▸ Exercise:
Strip the pictures and reproduce the rest of the listing exactly.

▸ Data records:
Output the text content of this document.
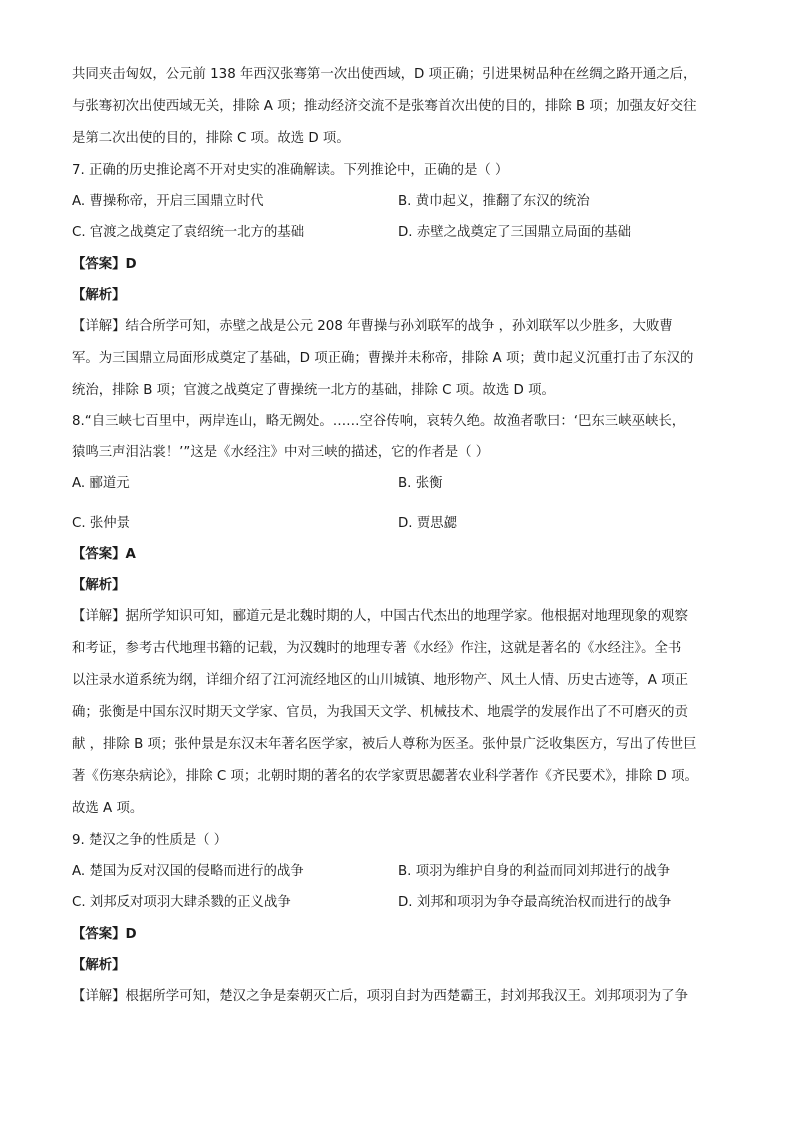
共同夹击匈奴，公元前 138 年西汉张骞第一次出使西域，D 项正确；引进果树品种在丝绸之路开通之后，
与张骞初次出使西域无关，排除 A 项；推动经济交流不是张骞首次出使的目的，排除 B 项；加强友好交往
是第二次出使的目的，排除 C 项。故选 D 项。
7. 正确的历史推论离不开对史实的准确解读。下列推论中，正确的是（ ）
A. 曹操称帝，开启三国鼎立时代	B. 黄巾起义，推翻了东汉的统治
C. 官渡之战奠定了袁绍统一北方的基础	D. 赤壁之战奠定了三国鼎立局面的基础
【答案】D
【解析】
【详解】结合所学可知，赤壁之战是公元 208 年曹操与孙刘联军的战争 ，孙刘联军以少胜多，大败曹
军。为三国鼎立局面形成奠定了基础，D 项正确；曹操并未称帝，排除 A 项；黄巾起义沉重打击了东汉的
统治，排除 B 项；官渡之战奠定了曹操统一北方的基础，排除 C 项。故选 D 项。
8.“自三峡七百里中，两岸连山，略无阙处。……空谷传响，哀转久绝。故渔者歌曰：‘巴东三峡巫峡长，
猿鸣三声泪沾裳！’”这是《水经注》中对三峡的描述，它的作者是（ ）
A. 郦道元	B. 张衡
C. 张仲景	D. 贾思勰
【答案】A
【解析】
【详解】据所学知识可知，郦道元是北魏时期的人，中国古代杰出的地理学家。他根据对地理现象的观察
和考证，参考古代地理书籍的记载，为汉魏时的地理专著《水经》作注，这就是著名的《水经注》。全书
以注录水道系统为纲，详细介绍了江河流经地区的山川城镇、地形物产、风土人情、历史古迹等，A 项正
确；张衡是中国东汉时期天文学家、官员，为我国天文学、机械技术、地震学的发展作出了不可磨灭的贡
献 ，排除 B 项；张仲景是东汉末年著名医学家，被后人尊称为医圣。张仲景广泛收集医方，写出了传世巨
著《伤寒杂病论》，排除 C 项；北朝时期的著名的农学家贾思勰著农业科学著作《齐民要术》，排除 D 项。
故选 A 项。
9. 楚汉之争的性质是（ ）
A. 楚国为反对汉国的侵略而进行的战争	B. 项羽为维护自身的利益而同刘邦进行的战争
C. 刘邦反对项羽大肆杀戮的正义战争	D. 刘邦和项羽为争夺最高统治权而进行的战争
【答案】D
【解析】
【详解】根据所学可知，楚汉之争是秦朝灭亡后，项羽自封为西楚霸王，封刘邦我汉王。刘邦项羽为了争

▸ Task response:
Output the text content of this document.
共同夹击匈奴，公元前 138 年西汉张骞第一次出使西域，D 项正确；引进果树品种在丝绸之路开通之后，
与张骞初次出使西域无关，排除 A 项；推动经济交流不是张骞首次出使的目的，排除 B 项；加强友好交往
是第二次出使的目的，排除 C 项。故选 D 项。
7. 正确的历史推论离不开对史实的准确解读。下列推论中，正确的是（ ）
A. 曹操称帝，开启三国鼎立时代	B. 黄巾起义，推翻了东汉的统治
C. 官渡之战奠定了袁绍统一北方的基础	D. 赤壁之战奠定了三国鼎立局面的基础
【答案】D
【解析】
【详解】结合所学可知，赤壁之战是公元 208 年曹操与孙刘联军的战争 ，孙刘联军以少胜多，大败曹
军。为三国鼎立局面形成奠定了基础，D 项正确；曹操并未称帝，排除 A 项；黄巾起义沉重打击了东汉的
统治，排除 B 项；官渡之战奠定了曹操统一北方的基础，排除 C 项。故选 D 项。
8.“自三峡七百里中，两岸连山，略无阙处。……空谷传响，哀转久绝。故渔者歌曰：‘巴东三峡巫峡长，
猿鸣三声泪沾裳！’”这是《水经注》中对三峡的描述，它的作者是（ ）
A. 郦道元	B. 张衡
C. 张仲景	D. 贾思勰
【答案】A
【解析】
【详解】据所学知识可知，郦道元是北魏时期的人，中国古代杰出的地理学家。他根据对地理现象的观察
和考证，参考古代地理书籍的记载，为汉魏时的地理专著《水经》作注，这就是著名的《水经注》。全书
以注录水道系统为纲，详细介绍了江河流经地区的山川城镇、地形物产、风土人情、历史古迹等，A 项正
确；张衡是中国东汉时期天文学家、官员，为我国天文学、机械技术、地震学的发展作出了不可磨灭的贡
献 ，排除 B 项；张仲景是东汉末年著名医学家，被后人尊称为医圣。张仲景广泛收集医方，写出了传世巨
著《伤寒杂病论》，排除 C 项；北朝时期的著名的农学家贾思勰著农业科学著作《齐民要术》，排除 D 项。
故选 A 项。
9. 楚汉之争的性质是（ ）
A. 楚国为反对汉国的侵略而进行的战争	B. 项羽为维护自身的利益而同刘邦进行的战争
C. 刘邦反对项羽大肆杀戮的正义战争	D. 刘邦和项羽为争夺最高统治权而进行的战争
【答案】D
【解析】
【详解】根据所学可知，楚汉之争是秦朝灭亡后，项羽自封为西楚霸王，封刘邦我汉王。刘邦项羽为了争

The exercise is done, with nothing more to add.